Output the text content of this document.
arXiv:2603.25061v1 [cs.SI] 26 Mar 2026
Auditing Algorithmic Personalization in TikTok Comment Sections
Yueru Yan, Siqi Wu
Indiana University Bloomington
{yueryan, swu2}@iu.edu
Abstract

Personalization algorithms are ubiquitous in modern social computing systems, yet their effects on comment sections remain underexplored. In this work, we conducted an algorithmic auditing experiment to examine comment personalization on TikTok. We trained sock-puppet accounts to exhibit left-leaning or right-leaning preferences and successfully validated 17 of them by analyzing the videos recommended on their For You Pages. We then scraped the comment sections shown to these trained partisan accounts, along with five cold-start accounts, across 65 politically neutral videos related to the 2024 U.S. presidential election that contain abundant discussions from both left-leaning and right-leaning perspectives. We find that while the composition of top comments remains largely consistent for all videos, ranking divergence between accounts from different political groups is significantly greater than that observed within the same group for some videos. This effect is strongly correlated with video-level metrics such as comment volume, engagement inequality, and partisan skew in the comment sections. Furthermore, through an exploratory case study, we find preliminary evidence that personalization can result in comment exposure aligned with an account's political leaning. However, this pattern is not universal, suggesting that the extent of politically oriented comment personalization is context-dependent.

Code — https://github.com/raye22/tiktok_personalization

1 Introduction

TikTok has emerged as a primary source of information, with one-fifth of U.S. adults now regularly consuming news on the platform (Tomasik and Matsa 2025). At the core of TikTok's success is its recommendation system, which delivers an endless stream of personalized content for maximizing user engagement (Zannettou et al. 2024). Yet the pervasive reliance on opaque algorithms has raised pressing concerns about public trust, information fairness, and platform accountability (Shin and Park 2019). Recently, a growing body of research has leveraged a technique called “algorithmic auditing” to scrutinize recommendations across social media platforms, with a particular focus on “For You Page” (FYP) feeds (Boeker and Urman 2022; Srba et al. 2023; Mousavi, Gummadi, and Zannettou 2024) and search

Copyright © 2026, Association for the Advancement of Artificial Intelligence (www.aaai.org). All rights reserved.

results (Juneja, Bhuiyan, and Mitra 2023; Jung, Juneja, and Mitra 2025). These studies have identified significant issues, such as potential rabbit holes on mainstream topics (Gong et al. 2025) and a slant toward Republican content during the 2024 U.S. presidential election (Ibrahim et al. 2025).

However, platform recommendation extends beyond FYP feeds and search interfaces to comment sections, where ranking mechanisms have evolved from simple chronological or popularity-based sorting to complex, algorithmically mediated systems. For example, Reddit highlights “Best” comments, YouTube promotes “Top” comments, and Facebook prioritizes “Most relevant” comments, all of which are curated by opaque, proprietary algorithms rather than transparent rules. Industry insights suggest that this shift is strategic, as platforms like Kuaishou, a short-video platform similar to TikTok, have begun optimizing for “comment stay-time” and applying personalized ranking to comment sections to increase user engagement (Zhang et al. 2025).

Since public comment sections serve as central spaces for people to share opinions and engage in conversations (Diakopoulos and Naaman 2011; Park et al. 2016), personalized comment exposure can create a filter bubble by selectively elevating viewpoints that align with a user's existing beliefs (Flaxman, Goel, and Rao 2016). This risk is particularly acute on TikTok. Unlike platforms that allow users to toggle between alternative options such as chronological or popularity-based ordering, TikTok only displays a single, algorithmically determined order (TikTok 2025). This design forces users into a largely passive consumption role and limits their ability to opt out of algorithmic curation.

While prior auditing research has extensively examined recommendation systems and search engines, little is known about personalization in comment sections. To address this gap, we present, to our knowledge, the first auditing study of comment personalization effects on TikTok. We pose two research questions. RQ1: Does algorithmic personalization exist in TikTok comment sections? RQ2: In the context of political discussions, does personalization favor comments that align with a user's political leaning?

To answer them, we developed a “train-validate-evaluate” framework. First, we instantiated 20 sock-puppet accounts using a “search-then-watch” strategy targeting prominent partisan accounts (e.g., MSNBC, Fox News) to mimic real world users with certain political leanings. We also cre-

☆ ☆ ☆ ☆ ☆

:: PROBLEM TO WORK ON ::
Write down the full listing again, exactly.

:: FULL OUTPUT ::
Output the text content of this document.
arXiv:2603.25061v1 [cs.SI] 26 Mar 2026
Auditing Algorithmic Personalization in TikTok Comment Sections
Yueru Yan, Siqi Wu
Indiana University Bloomington
{yueryan, swu2}@iu.edu
Abstract

Personalization algorithms are ubiquitous in modern social computing systems, yet their effects on comment sections remain underexplored. In this work, we conducted an algorithmic auditing experiment to examine comment personalization on TikTok. We trained sock-puppet accounts to exhibit left-leaning or right-leaning preferences and successfully validated 17 of them by analyzing the videos recommended on their For You Pages. We then scraped the comment sections shown to these trained partisan accounts, along with five cold-start accounts, across 65 politically neutral videos related to the 2024 U.S. presidential election that contain abundant discussions from both left-leaning and right-leaning perspectives. We find that while the composition of top comments remains largely consistent for all videos, ranking divergence between accounts from different political groups is significantly greater than that observed within the same group for some videos. This effect is strongly correlated with video-level metrics such as comment volume, engagement inequality, and partisan skew in the comment sections. Furthermore, through an exploratory case study, we find preliminary evidence that personalization can result in comment exposure aligned with an account's political leaning. However, this pattern is not universal, suggesting that the extent of politically oriented comment personalization is context-dependent.

Code — https://github.com/raye22/tiktok_personalization

1 Introduction

TikTok has emerged as a primary source of information, with one-fifth of U.S. adults now regularly consuming news on the platform (Tomasik and Matsa 2025). At the core of TikTok's success is its recommendation system, which delivers an endless stream of personalized content for maximizing user engagement (Zannettou et al. 2024). Yet the pervasive reliance on opaque algorithms has raised pressing concerns about public trust, information fairness, and platform accountability (Shin and Park 2019). Recently, a growing body of research has leveraged a technique called “algorithmic auditing” to scrutinize recommendations across social media platforms, with a particular focus on “For You Page” (FYP) feeds (Boeker and Urman 2022; Srba et al. 2023; Mousavi, Gummadi, and Zannettou 2024) and search

Copyright © 2026, Association for the Advancement of Artificial Intelligence (www.aaai.org). All rights reserved.

results (Juneja, Bhuiyan, and Mitra 2023; Jung, Juneja, and Mitra 2025). These studies have identified significant issues, such as potential rabbit holes on mainstream topics (Gong et al. 2025) and a slant toward Republican content during the 2024 U.S. presidential election (Ibrahim et al. 2025).

However, platform recommendation extends beyond FYP feeds and search interfaces to comment sections, where ranking mechanisms have evolved from simple chronological or popularity-based sorting to complex, algorithmically mediated systems. For example, Reddit highlights “Best” comments, YouTube promotes “Top” comments, and Facebook prioritizes “Most relevant” comments, all of which are curated by opaque, proprietary algorithms rather than transparent rules. Industry insights suggest that this shift is strategic, as platforms like Kuaishou, a short-video platform similar to TikTok, have begun optimizing for “comment stay-time” and applying personalized ranking to comment sections to increase user engagement (Zhang et al. 2025).

Since public comment sections serve as central spaces for people to share opinions and engage in conversations (Diakopoulos and Naaman 2011; Park et al. 2016), personalized comment exposure can create a filter bubble by selectively elevating viewpoints that align with a user's existing beliefs (Flaxman, Goel, and Rao 2016). This risk is particularly acute on TikTok. Unlike platforms that allow users to toggle between alternative options such as chronological or popularity-based ordering, TikTok only displays a single, algorithmically determined order (TikTok 2025). This design forces users into a largely passive consumption role and limits their ability to opt out of algorithmic curation.

While prior auditing research has extensively examined recommendation systems and search engines, little is known about personalization in comment sections. To address this gap, we present, to our knowledge, the first auditing study of comment personalization effects on TikTok. We pose two research questions. RQ1: Does algorithmic personalization exist in TikTok comment sections? RQ2: In the context of political discussions, does personalization favor comments that align with a user's political leaning?

To answer them, we developed a “train-validate-evaluate” framework. First, we instantiated 20 sock-puppet accounts using a “search-then-watch” strategy targeting prominent partisan accounts (e.g., MSNBC, Fox News) to mimic real world users with certain political leanings. We also cre-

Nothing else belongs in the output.